• [Problem statement]
Draw out every line with the word "this" from the listing below.

<<<<

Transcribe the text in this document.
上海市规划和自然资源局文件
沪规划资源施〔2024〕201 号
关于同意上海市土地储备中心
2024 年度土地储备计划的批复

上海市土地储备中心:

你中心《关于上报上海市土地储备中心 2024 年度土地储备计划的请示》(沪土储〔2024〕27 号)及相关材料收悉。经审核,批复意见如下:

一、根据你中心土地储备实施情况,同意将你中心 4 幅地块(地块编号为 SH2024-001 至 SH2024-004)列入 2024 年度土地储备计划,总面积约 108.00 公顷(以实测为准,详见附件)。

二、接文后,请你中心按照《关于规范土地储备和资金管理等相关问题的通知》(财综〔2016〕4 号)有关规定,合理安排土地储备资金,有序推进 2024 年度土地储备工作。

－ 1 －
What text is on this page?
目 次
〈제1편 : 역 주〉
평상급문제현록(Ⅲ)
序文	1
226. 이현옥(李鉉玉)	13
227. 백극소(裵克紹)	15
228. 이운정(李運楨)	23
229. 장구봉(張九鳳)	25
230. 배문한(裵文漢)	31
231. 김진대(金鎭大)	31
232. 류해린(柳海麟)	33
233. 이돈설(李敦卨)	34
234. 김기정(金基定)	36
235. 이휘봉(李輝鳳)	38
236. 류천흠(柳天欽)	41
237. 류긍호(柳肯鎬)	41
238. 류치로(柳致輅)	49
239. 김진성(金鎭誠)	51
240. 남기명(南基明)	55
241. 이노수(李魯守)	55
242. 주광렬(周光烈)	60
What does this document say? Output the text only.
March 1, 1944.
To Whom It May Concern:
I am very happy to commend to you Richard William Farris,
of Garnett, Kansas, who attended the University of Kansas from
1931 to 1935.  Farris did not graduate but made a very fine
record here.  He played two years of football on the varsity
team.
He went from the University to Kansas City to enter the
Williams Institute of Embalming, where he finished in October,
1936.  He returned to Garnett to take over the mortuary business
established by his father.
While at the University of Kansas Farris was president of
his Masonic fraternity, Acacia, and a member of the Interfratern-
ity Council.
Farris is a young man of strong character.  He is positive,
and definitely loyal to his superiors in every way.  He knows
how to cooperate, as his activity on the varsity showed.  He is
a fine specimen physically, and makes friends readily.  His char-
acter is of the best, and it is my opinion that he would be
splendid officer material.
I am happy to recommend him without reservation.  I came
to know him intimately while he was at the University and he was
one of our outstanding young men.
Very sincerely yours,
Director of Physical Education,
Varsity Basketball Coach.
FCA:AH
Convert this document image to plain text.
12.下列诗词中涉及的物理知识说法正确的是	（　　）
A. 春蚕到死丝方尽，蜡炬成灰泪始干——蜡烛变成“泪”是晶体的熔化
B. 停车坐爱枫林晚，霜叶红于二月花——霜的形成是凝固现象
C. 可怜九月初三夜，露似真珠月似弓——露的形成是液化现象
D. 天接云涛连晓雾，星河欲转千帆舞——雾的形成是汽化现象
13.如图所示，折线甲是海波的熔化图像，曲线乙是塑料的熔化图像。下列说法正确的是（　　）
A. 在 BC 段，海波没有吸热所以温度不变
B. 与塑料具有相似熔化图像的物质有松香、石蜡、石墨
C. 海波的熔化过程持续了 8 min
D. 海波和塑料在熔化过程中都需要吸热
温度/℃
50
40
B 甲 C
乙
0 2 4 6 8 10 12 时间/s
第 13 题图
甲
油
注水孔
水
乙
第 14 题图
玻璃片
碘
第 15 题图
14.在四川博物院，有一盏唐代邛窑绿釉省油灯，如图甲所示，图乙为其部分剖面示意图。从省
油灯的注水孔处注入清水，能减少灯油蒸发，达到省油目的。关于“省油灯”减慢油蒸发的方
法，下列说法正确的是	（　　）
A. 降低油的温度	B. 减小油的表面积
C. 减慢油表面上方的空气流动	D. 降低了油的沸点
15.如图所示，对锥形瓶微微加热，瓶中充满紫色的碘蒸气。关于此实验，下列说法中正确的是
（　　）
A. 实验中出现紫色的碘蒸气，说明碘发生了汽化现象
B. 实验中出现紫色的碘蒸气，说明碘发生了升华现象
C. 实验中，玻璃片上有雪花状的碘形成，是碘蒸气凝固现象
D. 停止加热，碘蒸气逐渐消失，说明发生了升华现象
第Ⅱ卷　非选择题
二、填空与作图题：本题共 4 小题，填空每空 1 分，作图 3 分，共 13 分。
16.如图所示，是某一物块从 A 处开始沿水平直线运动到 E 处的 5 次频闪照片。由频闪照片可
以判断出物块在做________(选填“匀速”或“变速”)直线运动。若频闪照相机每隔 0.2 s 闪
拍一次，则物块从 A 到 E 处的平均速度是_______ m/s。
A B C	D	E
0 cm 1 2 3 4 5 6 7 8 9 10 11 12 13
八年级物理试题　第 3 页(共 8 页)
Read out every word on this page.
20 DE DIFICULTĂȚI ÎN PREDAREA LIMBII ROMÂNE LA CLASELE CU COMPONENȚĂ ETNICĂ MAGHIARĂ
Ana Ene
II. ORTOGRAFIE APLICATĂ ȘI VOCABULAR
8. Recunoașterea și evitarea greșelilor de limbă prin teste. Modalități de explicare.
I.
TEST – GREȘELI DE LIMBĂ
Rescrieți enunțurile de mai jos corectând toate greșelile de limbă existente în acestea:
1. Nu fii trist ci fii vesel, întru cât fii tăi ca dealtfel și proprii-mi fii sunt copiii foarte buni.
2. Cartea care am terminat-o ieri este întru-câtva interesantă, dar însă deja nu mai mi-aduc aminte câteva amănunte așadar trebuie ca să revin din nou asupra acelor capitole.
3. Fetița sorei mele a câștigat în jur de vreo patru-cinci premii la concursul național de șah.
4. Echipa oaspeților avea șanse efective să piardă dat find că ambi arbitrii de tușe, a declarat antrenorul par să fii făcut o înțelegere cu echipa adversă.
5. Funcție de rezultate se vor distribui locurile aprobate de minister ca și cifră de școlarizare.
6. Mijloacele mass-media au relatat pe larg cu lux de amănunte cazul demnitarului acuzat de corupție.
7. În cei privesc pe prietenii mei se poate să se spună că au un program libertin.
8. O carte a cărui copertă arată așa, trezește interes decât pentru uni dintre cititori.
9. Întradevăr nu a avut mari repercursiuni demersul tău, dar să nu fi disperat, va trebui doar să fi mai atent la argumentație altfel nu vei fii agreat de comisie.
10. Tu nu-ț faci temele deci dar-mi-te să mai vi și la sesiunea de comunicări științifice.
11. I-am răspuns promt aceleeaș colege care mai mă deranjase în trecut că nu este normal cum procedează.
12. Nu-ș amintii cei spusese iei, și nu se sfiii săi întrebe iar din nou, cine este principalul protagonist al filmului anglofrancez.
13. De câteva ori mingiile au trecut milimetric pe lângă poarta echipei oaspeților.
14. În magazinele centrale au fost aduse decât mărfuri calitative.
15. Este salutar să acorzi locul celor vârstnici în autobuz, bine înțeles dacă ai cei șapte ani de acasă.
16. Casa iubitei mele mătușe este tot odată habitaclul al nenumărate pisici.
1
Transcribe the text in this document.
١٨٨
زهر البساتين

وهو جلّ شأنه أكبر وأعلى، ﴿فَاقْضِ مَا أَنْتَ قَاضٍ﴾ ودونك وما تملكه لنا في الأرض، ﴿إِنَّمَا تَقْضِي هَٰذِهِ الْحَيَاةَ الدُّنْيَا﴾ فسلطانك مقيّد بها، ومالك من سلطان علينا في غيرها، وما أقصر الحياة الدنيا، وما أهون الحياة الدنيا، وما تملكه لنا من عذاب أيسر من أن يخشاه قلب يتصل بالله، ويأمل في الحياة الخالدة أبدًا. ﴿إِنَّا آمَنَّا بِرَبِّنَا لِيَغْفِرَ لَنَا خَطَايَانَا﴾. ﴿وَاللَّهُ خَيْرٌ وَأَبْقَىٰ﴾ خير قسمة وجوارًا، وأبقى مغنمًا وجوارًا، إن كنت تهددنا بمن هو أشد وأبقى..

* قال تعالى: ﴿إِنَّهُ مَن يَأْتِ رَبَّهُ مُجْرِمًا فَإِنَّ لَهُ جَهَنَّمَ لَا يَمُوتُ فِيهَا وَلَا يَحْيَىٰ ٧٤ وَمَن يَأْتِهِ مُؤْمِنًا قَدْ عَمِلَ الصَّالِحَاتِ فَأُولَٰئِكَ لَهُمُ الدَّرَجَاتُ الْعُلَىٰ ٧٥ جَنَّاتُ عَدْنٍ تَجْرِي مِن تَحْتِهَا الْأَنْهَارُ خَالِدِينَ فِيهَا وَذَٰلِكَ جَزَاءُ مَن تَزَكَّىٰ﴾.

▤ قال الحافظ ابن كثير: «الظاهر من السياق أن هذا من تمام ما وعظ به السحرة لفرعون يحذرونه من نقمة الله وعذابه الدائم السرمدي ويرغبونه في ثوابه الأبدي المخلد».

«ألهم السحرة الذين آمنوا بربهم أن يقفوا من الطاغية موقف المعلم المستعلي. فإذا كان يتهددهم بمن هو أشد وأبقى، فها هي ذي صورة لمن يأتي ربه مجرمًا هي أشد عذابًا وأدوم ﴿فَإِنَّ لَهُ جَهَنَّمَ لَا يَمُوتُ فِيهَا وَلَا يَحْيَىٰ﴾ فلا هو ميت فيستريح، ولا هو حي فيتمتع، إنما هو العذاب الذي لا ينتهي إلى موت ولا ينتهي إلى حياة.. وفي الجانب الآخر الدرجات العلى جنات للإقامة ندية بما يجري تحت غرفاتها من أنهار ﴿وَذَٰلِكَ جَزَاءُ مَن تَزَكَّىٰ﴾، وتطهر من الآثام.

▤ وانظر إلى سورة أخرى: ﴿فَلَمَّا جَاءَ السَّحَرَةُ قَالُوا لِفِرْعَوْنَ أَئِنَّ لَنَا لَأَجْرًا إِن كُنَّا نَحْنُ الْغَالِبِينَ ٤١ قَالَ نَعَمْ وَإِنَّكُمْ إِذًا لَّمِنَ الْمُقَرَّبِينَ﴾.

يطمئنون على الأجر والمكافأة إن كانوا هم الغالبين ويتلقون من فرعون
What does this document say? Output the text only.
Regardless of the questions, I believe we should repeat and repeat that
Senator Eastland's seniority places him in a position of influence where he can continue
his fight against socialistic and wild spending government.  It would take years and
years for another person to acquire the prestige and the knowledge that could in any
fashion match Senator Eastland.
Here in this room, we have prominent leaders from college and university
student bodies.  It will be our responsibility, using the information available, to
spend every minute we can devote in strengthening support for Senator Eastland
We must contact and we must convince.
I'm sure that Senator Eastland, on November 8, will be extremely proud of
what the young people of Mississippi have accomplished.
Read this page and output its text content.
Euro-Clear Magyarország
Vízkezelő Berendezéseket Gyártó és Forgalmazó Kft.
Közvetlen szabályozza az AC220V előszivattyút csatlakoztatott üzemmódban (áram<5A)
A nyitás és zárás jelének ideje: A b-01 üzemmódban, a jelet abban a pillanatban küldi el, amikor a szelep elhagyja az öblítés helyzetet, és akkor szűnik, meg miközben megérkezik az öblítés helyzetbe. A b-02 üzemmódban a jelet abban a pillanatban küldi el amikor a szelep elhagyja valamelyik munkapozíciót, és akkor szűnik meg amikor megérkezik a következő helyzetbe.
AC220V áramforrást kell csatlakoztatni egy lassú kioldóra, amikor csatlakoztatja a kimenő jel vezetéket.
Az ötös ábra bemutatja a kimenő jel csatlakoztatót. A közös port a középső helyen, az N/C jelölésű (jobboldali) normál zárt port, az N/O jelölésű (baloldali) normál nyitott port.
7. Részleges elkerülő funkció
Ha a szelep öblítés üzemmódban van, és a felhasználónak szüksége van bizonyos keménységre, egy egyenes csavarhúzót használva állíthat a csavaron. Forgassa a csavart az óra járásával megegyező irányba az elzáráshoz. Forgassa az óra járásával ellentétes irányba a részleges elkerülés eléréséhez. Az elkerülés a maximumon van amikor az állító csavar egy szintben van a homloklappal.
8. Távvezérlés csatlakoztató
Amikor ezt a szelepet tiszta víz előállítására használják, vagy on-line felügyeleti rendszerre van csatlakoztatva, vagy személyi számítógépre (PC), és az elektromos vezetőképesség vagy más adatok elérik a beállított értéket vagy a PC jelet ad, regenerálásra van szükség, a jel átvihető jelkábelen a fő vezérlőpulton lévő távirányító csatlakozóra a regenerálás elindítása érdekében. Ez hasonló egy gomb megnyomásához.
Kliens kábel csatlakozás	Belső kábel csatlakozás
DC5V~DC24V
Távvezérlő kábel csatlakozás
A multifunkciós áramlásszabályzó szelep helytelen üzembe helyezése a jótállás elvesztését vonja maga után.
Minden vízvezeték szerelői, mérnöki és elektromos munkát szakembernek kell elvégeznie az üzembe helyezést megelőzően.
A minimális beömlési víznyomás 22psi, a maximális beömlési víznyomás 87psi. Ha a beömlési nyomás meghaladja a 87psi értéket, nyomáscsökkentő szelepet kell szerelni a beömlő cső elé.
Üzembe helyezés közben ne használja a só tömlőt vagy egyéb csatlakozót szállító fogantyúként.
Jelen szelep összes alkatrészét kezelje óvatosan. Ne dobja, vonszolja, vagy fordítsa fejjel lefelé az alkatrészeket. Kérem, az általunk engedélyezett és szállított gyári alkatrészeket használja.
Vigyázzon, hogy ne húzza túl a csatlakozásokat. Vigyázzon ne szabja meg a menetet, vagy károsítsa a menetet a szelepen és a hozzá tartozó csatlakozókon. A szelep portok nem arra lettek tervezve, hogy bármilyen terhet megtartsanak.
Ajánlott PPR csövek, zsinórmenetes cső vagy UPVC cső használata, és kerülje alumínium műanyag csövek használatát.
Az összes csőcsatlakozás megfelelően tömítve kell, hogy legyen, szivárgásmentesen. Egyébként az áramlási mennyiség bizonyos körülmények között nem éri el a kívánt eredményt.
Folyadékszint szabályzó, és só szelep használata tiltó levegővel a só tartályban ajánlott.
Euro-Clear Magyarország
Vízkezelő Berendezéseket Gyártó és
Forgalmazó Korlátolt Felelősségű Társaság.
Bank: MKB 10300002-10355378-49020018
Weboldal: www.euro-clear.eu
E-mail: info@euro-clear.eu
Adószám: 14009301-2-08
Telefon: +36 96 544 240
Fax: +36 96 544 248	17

>>>>

• [Written response]
Transcribe the text in this document.
What text is on this page?
What does this document say? Output the text only.
Convert this document image to plain text.
Read out every word on this page.
Transcribe the text in this document.
What does this document say? Output the text only.
Here in this room, we have prominent leaders from college and university
Read this page and output its text content.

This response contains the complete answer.